## WHAT YOU NEED TO DO:
From the records below, pull each line that has "grid".

[start RECORDS TO PROCESS]

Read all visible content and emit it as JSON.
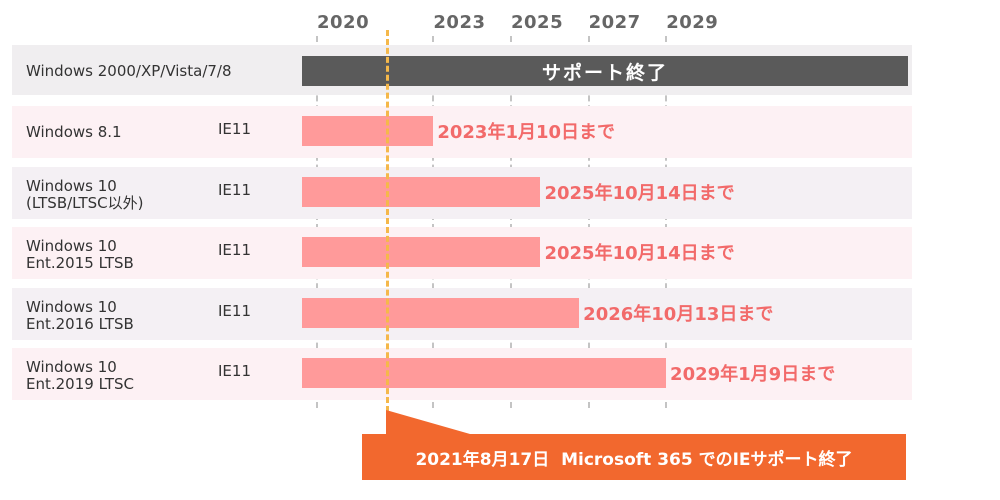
{
  "timeline": {
    "years": [
      "2020",
      "2023",
      "2025",
      "2027",
      "2029"
    ],
    "legacy_row": {
      "os": "Windows 2000/XP/Vista/7/8",
      "status": "サポート終了"
    },
    "rows": [
      {
        "os_lines": [
          "Windows 8.1"
        ],
        "browser": "IE11",
        "end_label": "2023年1月10日まで",
        "end_date": "2023-01-10"
      },
      {
        "os_lines": [
          "Windows 10",
          "(LTSB/LTSC以外)"
        ],
        "browser": "IE11",
        "end_label": "2025年10月14日まで",
        "end_date": "2025-10-14"
      },
      {
        "os_lines": [
          "Windows 10",
          "Ent.2015 LTSB"
        ],
        "browser": "IE11",
        "end_label": "2025年10月14日まで",
        "end_date": "2025-10-14"
      },
      {
        "os_lines": [
          "Windows 10",
          "Ent.2016 LTSB"
        ],
        "browser": "IE11",
        "end_label": "2026年10月13日まで",
        "end_date": "2026-10-13"
      },
      {
        "os_lines": [
          "Windows 10",
          "Ent.2019 LTSC"
        ],
        "browser": "IE11",
        "end_label": "2029年1月9日まで",
        "end_date": "2029-01-09"
      }
    ],
    "marker": {
      "date": "2021-08-17",
      "label": "2021年8月17日  Microsoft 365 でのIEサポート終了"
    },
    "colors": {
      "bar": "#ff9a9a",
      "legacy_bar": "#5a5a5a",
      "end_label": "#f26a6a",
      "marker_line": "#f5b84a",
      "callout": "#f2682e",
      "row_bg_light": "#fdf1f4",
      "row_bg_grey": "#f4f0f4"
    }
  }
}
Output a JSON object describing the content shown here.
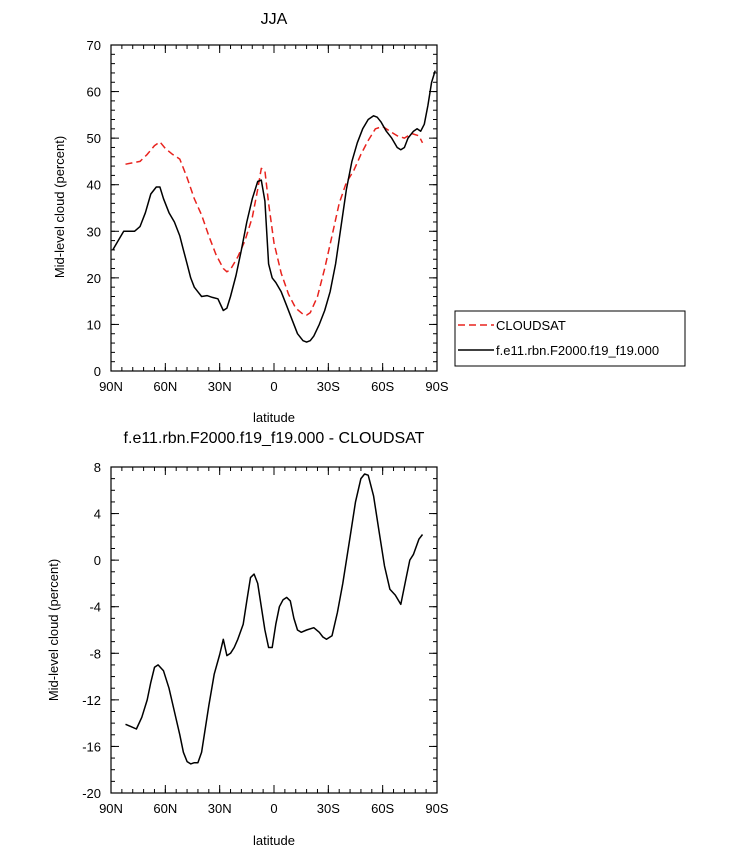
{
  "chart_data": [
    {
      "type": "line",
      "title": "JJA",
      "xlabel": "latitude",
      "ylabel": "Mid-level cloud (percent)",
      "xlim": [
        -90,
        90
      ],
      "ylim": [
        0,
        70
      ],
      "x_ticks": [
        -90,
        -60,
        -30,
        0,
        30,
        60,
        90
      ],
      "x_tick_labels": [
        "90N",
        "60N",
        "30N",
        "0",
        "30S",
        "60S",
        "90S"
      ],
      "y_ticks": [
        0,
        10,
        20,
        30,
        40,
        50,
        60,
        70
      ],
      "y_tick_labels": [
        "0",
        "10",
        "20",
        "30",
        "40",
        "50",
        "60",
        "70"
      ],
      "grid": false,
      "legend_position": "right",
      "series": [
        {
          "name": "CLOUDSAT",
          "color": "#e8231e",
          "dash": true,
          "x": [
            -82,
            -78,
            -74,
            -70,
            -66,
            -63,
            -60,
            -56,
            -52,
            -48,
            -44,
            -40,
            -36,
            -32,
            -28,
            -26,
            -24,
            -20,
            -16,
            -12,
            -9,
            -7,
            -5,
            -3,
            0,
            4,
            8,
            12,
            16,
            18,
            20,
            24,
            28,
            32,
            36,
            40,
            44,
            48,
            52,
            56,
            60,
            64,
            68,
            72,
            76,
            80,
            82
          ],
          "y": [
            44.4,
            44.7,
            45.0,
            46.5,
            48.4,
            49.2,
            47.8,
            46.5,
            45.5,
            41.5,
            37.0,
            33.5,
            29.0,
            25.0,
            22.0,
            21.3,
            21.8,
            24.5,
            28.0,
            33.0,
            39.0,
            43.5,
            43.0,
            36.0,
            27.5,
            21.0,
            16.5,
            13.5,
            12.2,
            12.0,
            12.5,
            16.0,
            22.0,
            29.0,
            36.0,
            40.5,
            43.0,
            46.5,
            49.5,
            52.0,
            52.5,
            51.5,
            50.5,
            50.0,
            51.0,
            50.5,
            49.0
          ]
        },
        {
          "name": "f.e11.rbn.F2000.f19_f19.000",
          "color": "#000000",
          "dash": false,
          "x": [
            -89,
            -86,
            -83,
            -80,
            -77,
            -74,
            -71,
            -68,
            -65,
            -63,
            -61,
            -58,
            -55,
            -52,
            -50,
            -48,
            -46,
            -44,
            -42,
            -40,
            -37,
            -34,
            -31,
            -28,
            -26,
            -24,
            -21,
            -18,
            -15,
            -12,
            -9,
            -7,
            -5,
            -3,
            -1,
            1,
            4,
            7,
            10,
            13,
            16,
            18,
            20,
            22,
            25,
            28,
            31,
            34,
            37,
            40,
            43,
            46,
            49,
            52,
            55,
            57,
            59,
            62,
            65,
            68,
            70,
            72,
            74,
            77,
            79,
            81,
            83,
            85,
            87,
            89
          ],
          "y": [
            26,
            28,
            30,
            30,
            30,
            31,
            34,
            38,
            39.5,
            39.5,
            37,
            34,
            32,
            29,
            26,
            23,
            20,
            18,
            17,
            16,
            16.2,
            15.8,
            15.5,
            13.0,
            13.5,
            16.0,
            20.5,
            26,
            32,
            37,
            40.7,
            41,
            36.5,
            23,
            20,
            19,
            17,
            14,
            11,
            8,
            6.5,
            6.2,
            6.5,
            7.5,
            10,
            13,
            17,
            23,
            31,
            39,
            45,
            49,
            52,
            54,
            54.8,
            54.5,
            53.5,
            51.5,
            50,
            48,
            47.5,
            48,
            50,
            51.5,
            52,
            51.5,
            53,
            57,
            62,
            64.5
          ]
        }
      ]
    },
    {
      "type": "line",
      "title": "f.e11.rbn.F2000.f19_f19.000 - CLOUDSAT",
      "xlabel": "latitude",
      "ylabel": "Mid-level cloud (percent)",
      "xlim": [
        -90,
        90
      ],
      "ylim": [
        -20,
        8
      ],
      "x_ticks": [
        -90,
        -60,
        -30,
        0,
        30,
        60,
        90
      ],
      "x_tick_labels": [
        "90N",
        "60N",
        "30N",
        "0",
        "30S",
        "60S",
        "90S"
      ],
      "y_ticks": [
        -20,
        -16,
        -12,
        -8,
        -4,
        0,
        4,
        8
      ],
      "y_tick_labels": [
        "-20",
        "-16",
        "-12",
        "-8",
        "-4",
        "0",
        "4",
        "8"
      ],
      "grid": false,
      "series": [
        {
          "color": "#000000",
          "dash": false,
          "x": [
            -82,
            -79,
            -76,
            -73,
            -70,
            -68,
            -66,
            -64,
            -61,
            -58,
            -55,
            -52,
            -50,
            -48,
            -46,
            -44,
            -42,
            -40,
            -38,
            -36,
            -33,
            -30,
            -28,
            -26,
            -24,
            -22,
            -20,
            -17,
            -15,
            -13,
            -11,
            -9,
            -7,
            -5,
            -3,
            -1,
            1,
            3,
            5,
            7,
            9,
            11,
            13,
            15,
            18,
            22,
            25,
            27,
            29,
            32,
            35,
            38,
            42,
            45,
            48,
            50,
            52,
            55,
            58,
            61,
            64,
            67,
            70,
            73,
            75,
            77,
            80,
            82
          ],
          "y": [
            -14.1,
            -14.3,
            -14.5,
            -13.5,
            -12,
            -10.5,
            -9.2,
            -9.0,
            -9.5,
            -11,
            -13,
            -15,
            -16.5,
            -17.3,
            -17.5,
            -17.4,
            -17.4,
            -16.5,
            -14.5,
            -12.5,
            -9.8,
            -8.1,
            -6.8,
            -8.2,
            -8.0,
            -7.5,
            -6.8,
            -5.5,
            -3.5,
            -1.5,
            -1.2,
            -2,
            -4,
            -6,
            -7.5,
            -7.5,
            -5.5,
            -4,
            -3.4,
            -3.2,
            -3.5,
            -5,
            -6,
            -6.2,
            -6,
            -5.8,
            -6.2,
            -6.6,
            -6.8,
            -6.5,
            -4.5,
            -2,
            2,
            5,
            7,
            7.4,
            7.3,
            5.5,
            2.5,
            -0.5,
            -2.5,
            -3,
            -3.8,
            -1.5,
            0,
            0.5,
            1.8,
            2.2
          ]
        }
      ]
    }
  ]
}
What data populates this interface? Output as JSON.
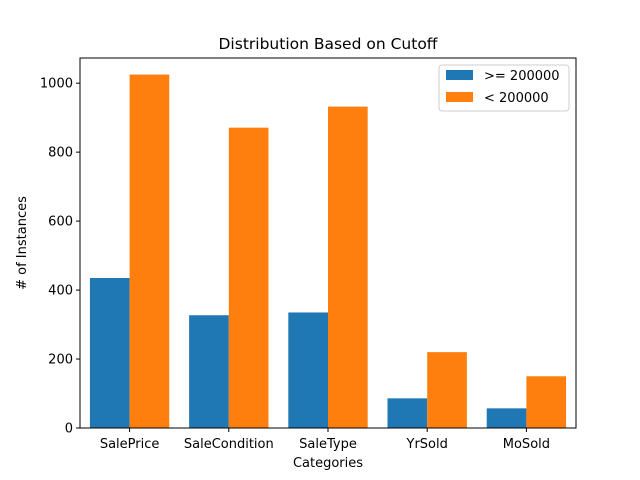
{
  "chart_data": {
    "type": "bar",
    "title": "Distribution Based on Cutoff",
    "xlabel": "Categories",
    "ylabel": "# of Instances",
    "categories": [
      "SalePrice",
      "SaleCondition",
      "SaleType",
      "YrSold",
      "MoSold"
    ],
    "series": [
      {
        "name": ">= 200000",
        "color": "#1f77b4",
        "values": [
          435,
          327,
          335,
          86,
          57
        ]
      },
      {
        "name": "< 200000",
        "color": "#ff7f0e",
        "values": [
          1025,
          871,
          932,
          220,
          150
        ]
      }
    ],
    "ylim": [
      0,
      1073
    ],
    "yticks": [
      0,
      200,
      400,
      600,
      800,
      1000
    ],
    "grid": false,
    "legend": "top-right"
  }
}
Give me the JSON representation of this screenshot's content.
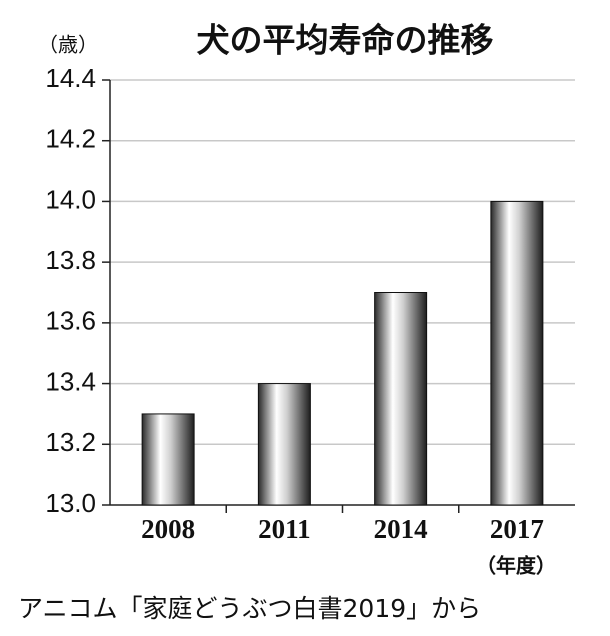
{
  "chart_data": {
    "type": "bar",
    "title": "犬の平均寿命の推移",
    "y_unit": "（歳）",
    "x_unit": "（年度）",
    "source": "アニコム「家庭どうぶつ白書2019」から",
    "categories": [
      "2008",
      "2011",
      "2014",
      "2017"
    ],
    "values": [
      13.3,
      13.4,
      13.7,
      14.0
    ],
    "ylim": [
      13.0,
      14.4
    ],
    "yticks": [
      {
        "value": 13.0,
        "label": "13.0"
      },
      13.2,
      13.4,
      13.6,
      13.8,
      {
        "value": 14.0,
        "label": "14.0"
      },
      14.2,
      14.4
    ],
    "grid": true
  }
}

[end RECORDS TO PROCESS]

## THE REPLY:
      "grid": false,
      "grid": false,
    "grid": false,
    "grid": true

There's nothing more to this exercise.